Collection entries:
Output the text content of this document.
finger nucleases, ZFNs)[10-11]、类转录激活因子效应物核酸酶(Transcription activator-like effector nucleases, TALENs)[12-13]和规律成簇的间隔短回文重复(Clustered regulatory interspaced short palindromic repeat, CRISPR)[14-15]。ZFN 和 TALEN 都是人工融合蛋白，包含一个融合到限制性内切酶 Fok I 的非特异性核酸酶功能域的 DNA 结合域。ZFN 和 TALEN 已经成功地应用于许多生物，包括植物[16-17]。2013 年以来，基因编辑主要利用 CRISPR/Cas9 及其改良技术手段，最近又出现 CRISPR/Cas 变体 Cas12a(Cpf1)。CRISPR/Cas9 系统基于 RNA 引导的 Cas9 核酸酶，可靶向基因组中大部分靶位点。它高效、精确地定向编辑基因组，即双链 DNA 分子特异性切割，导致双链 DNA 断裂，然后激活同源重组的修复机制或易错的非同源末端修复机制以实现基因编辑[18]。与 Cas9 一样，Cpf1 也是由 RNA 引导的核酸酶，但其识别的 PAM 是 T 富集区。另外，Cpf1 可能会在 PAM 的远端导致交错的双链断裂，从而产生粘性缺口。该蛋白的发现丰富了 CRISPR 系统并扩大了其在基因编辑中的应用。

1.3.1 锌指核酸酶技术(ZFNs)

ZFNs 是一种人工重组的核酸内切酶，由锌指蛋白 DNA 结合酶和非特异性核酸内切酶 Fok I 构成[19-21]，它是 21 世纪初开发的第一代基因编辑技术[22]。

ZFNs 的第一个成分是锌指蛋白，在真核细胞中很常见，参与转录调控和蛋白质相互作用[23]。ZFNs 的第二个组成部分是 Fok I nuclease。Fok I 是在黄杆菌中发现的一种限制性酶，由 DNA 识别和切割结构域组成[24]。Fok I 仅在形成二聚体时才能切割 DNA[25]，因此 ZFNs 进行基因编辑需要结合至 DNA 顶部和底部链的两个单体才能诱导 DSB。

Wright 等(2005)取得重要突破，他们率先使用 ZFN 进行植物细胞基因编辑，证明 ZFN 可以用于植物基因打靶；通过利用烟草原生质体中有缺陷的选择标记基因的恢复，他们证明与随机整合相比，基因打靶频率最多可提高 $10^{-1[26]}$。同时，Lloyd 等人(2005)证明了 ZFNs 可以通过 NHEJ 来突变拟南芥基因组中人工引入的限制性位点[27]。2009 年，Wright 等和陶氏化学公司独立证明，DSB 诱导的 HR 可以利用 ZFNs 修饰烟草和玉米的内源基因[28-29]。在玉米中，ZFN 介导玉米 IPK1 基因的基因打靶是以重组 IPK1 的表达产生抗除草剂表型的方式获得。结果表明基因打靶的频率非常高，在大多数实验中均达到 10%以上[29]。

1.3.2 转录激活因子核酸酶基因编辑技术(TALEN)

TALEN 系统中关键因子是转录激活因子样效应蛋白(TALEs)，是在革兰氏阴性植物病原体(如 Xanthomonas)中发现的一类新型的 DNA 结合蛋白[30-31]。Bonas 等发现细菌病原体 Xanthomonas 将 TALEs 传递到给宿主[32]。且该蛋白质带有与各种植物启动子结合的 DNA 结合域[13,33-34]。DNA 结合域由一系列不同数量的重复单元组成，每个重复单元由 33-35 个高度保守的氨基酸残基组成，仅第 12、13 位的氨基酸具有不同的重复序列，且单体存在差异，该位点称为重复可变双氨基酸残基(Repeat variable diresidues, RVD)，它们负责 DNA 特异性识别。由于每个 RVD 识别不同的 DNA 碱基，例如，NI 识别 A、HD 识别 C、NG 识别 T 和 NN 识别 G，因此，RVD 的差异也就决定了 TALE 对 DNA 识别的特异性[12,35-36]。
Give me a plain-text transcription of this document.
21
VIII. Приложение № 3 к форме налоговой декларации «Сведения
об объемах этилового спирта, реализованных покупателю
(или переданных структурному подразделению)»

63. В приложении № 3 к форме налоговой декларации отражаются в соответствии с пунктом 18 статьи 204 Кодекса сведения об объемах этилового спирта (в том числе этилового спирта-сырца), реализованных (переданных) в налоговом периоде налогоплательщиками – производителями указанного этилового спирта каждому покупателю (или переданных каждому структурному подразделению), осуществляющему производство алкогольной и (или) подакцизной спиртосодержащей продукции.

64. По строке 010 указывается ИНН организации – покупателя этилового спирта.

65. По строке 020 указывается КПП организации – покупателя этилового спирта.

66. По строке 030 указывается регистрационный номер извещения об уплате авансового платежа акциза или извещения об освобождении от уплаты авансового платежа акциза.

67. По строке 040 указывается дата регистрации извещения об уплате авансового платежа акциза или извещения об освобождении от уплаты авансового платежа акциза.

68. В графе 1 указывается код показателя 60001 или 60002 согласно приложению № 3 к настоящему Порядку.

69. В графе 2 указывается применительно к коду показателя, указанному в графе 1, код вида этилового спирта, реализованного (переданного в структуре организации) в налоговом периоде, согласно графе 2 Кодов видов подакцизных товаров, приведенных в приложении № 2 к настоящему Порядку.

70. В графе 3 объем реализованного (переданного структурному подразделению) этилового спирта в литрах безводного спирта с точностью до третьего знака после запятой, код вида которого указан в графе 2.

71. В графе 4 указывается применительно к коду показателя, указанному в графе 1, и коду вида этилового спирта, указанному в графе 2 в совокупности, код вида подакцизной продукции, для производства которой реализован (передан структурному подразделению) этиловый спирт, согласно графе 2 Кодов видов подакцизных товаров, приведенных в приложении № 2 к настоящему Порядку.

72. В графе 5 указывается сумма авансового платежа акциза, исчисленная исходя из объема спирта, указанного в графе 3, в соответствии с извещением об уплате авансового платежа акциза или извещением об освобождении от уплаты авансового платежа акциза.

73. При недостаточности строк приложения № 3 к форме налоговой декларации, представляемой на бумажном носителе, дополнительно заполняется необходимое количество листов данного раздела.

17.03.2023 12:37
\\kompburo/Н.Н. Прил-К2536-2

*JOB*
Output all of the material, please, exactly as it stands.

*RESPONSE*
Output the text content of this document.
finger nucleases, ZFNs)[10-11]、类转录激活因子效应物核酸酶(Transcription activator-like effector nucleases, TALENs)[12-13]和规律成簇的间隔短回文重复(Clustered regulatory interspaced short palindromic repeat, CRISPR)[14-15]。ZFN 和 TALEN 都是人工融合蛋白，包含一个融合到限制性内切酶 Fok I 的非特异性核酸酶功能域的 DNA 结合域。ZFN 和 TALEN 已经成功地应用于许多生物，包括植物[16-17]。2013 年以来，基因编辑主要利用 CRISPR/Cas9 及其改良技术手段，最近又出现 CRISPR/Cas 变体 Cas12a(Cpf1)。CRISPR/Cas9 系统基于 RNA 引导的 Cas9 核酸酶，可靶向基因组中大部分靶位点。它高效、精确地定向编辑基因组，即双链 DNA 分子特异性切割，导致双链 DNA 断裂，然后激活同源重组的修复机制或易错的非同源末端修复机制以实现基因编辑[18]。与 Cas9 一样，Cpf1 也是由 RNA 引导的核酸酶，但其识别的 PAM 是 T 富集区。另外，Cpf1 可能会在 PAM 的远端导致交错的双链断裂，从而产生粘性缺口。该蛋白的发现丰富了 CRISPR 系统并扩大了其在基因编辑中的应用。

1.3.1 锌指核酸酶技术(ZFNs)

ZFNs 是一种人工重组的核酸内切酶，由锌指蛋白 DNA 结合酶和非特异性核酸内切酶 Fok I 构成[19-21]，它是 21 世纪初开发的第一代基因编辑技术[22]。

ZFNs 的第一个成分是锌指蛋白，在真核细胞中很常见，参与转录调控和蛋白质相互作用[23]。ZFNs 的第二个组成部分是 Fok I nuclease。Fok I 是在黄杆菌中发现的一种限制性酶，由 DNA 识别和切割结构域组成[24]。Fok I 仅在形成二聚体时才能切割 DNA[25]，因此 ZFNs 进行基因编辑需要结合至 DNA 顶部和底部链的两个单体才能诱导 DSB。

Wright 等(2005)取得重要突破，他们率先使用 ZFN 进行植物细胞基因编辑，证明 ZFN 可以用于植物基因打靶；通过利用烟草原生质体中有缺陷的选择标记基因的恢复，他们证明与随机整合相比，基因打靶频率最多可提高 $10^{-1[26]}$。同时，Lloyd 等人(2005)证明了 ZFNs 可以通过 NHEJ 来突变拟南芥基因组中人工引入的限制性位点[27]。2009 年，Wright 等和陶氏化学公司独立证明，DSB 诱导的 HR 可以利用 ZFNs 修饰烟草和玉米的内源基因[28-29]。在玉米中，ZFN 介导玉米 IPK1 基因的基因打靶是以重组 IPK1 的表达产生抗除草剂表型的方式获得。结果表明基因打靶的频率非常高，在大多数实验中均达到 10%以上[29]。

1.3.2 转录激活因子核酸酶基因编辑技术(TALEN)

TALEN 系统中关键因子是转录激活因子样效应蛋白(TALEs)，是在革兰氏阴性植物病原体(如 Xanthomonas)中发现的一类新型的 DNA 结合蛋白[30-31]。Bonas 等发现细菌病原体 Xanthomonas 将 TALEs 传递到给宿主[32]。且该蛋白质带有与各种植物启动子结合的 DNA 结合域[13,33-34]。DNA 结合域由一系列不同数量的重复单元组成，每个重复单元由 33-35 个高度保守的氨基酸残基组成，仅第 12、13 位的氨基酸具有不同的重复序列，且单体存在差异，该位点称为重复可变双氨基酸残基(Repeat variable diresidues, RVD)，它们负责 DNA 特异性识别。由于每个 RVD 识别不同的 DNA 碱基，例如，NI 识别 A、HD 识别 C、NG 识别 T 和 NN 识别 G，因此，RVD 的差异也就决定了 TALE 对 DNA 识别的特异性[12,35-36]。
Give me a plain-text transcription of this document.
21
VIII. Приложение № 3 к форме налоговой декларации «Сведения
об объемах этилового спирта, реализованных покупателю
(или переданных структурному подразделению)»

63. В приложении № 3 к форме налоговой декларации отражаются в соответствии с пунктом 18 статьи 204 Кодекса сведения об объемах этилового спирта (в том числе этилового спирта-сырца), реализованных (переданных) в налоговом периоде налогоплательщиками – производителями указанного этилового спирта каждому покупателю (или переданных каждому структурному подразделению), осуществляющему производство алкогольной и (или) подакцизной спиртосодержащей продукции.

64. По строке 010 указывается ИНН организации – покупателя этилового спирта.

65. По строке 020 указывается КПП организации – покупателя этилового спирта.

66. По строке 030 указывается регистрационный номер извещения об уплате авансового платежа акциза или извещения об освобождении от уплаты авансового платежа акциза.

67. По строке 040 указывается дата регистрации извещения об уплате авансового платежа акциза или извещения об освобождении от уплаты авансового платежа акциза.

68. В графе 1 указывается код показателя 60001 или 60002 согласно приложению № 3 к настоящему Порядку.

69. В графе 2 указывается применительно к коду показателя, указанному в графе 1, код вида этилового спирта, реализованного (переданного в структуре организации) в налоговом периоде, согласно графе 2 Кодов видов подакцизных товаров, приведенных в приложении № 2 к настоящему Порядку.

70. В графе 3 объем реализованного (переданного структурному подразделению) этилового спирта в литрах безводного спирта с точностью до третьего знака после запятой, код вида которого указан в графе 2.

71. В графе 4 указывается применительно к коду показателя, указанному в графе 1, и коду вида этилового спирта, указанному в графе 2 в совокупности, код вида подакцизной продукции, для производства которой реализован (передан структурному подразделению) этиловый спирт, согласно графе 2 Кодов видов подакцизных товаров, приведенных в приложении № 2 к настоящему Порядку.

72. В графе 5 указывается сумма авансового платежа акциза, исчисленная исходя из объема спирта, указанного в графе 3, в соответствии с извещением об уплате авансового платежа акциза или извещением об освобождении от уплаты авансового платежа акциза.

73. При недостаточности строк приложения № 3 к форме налоговой декларации, представляемой на бумажном носителе, дополнительно заполняется необходимое количество листов данного раздела.

17.03.2023 12:37
\\kompburo/Н.Н. Прил-К2536-2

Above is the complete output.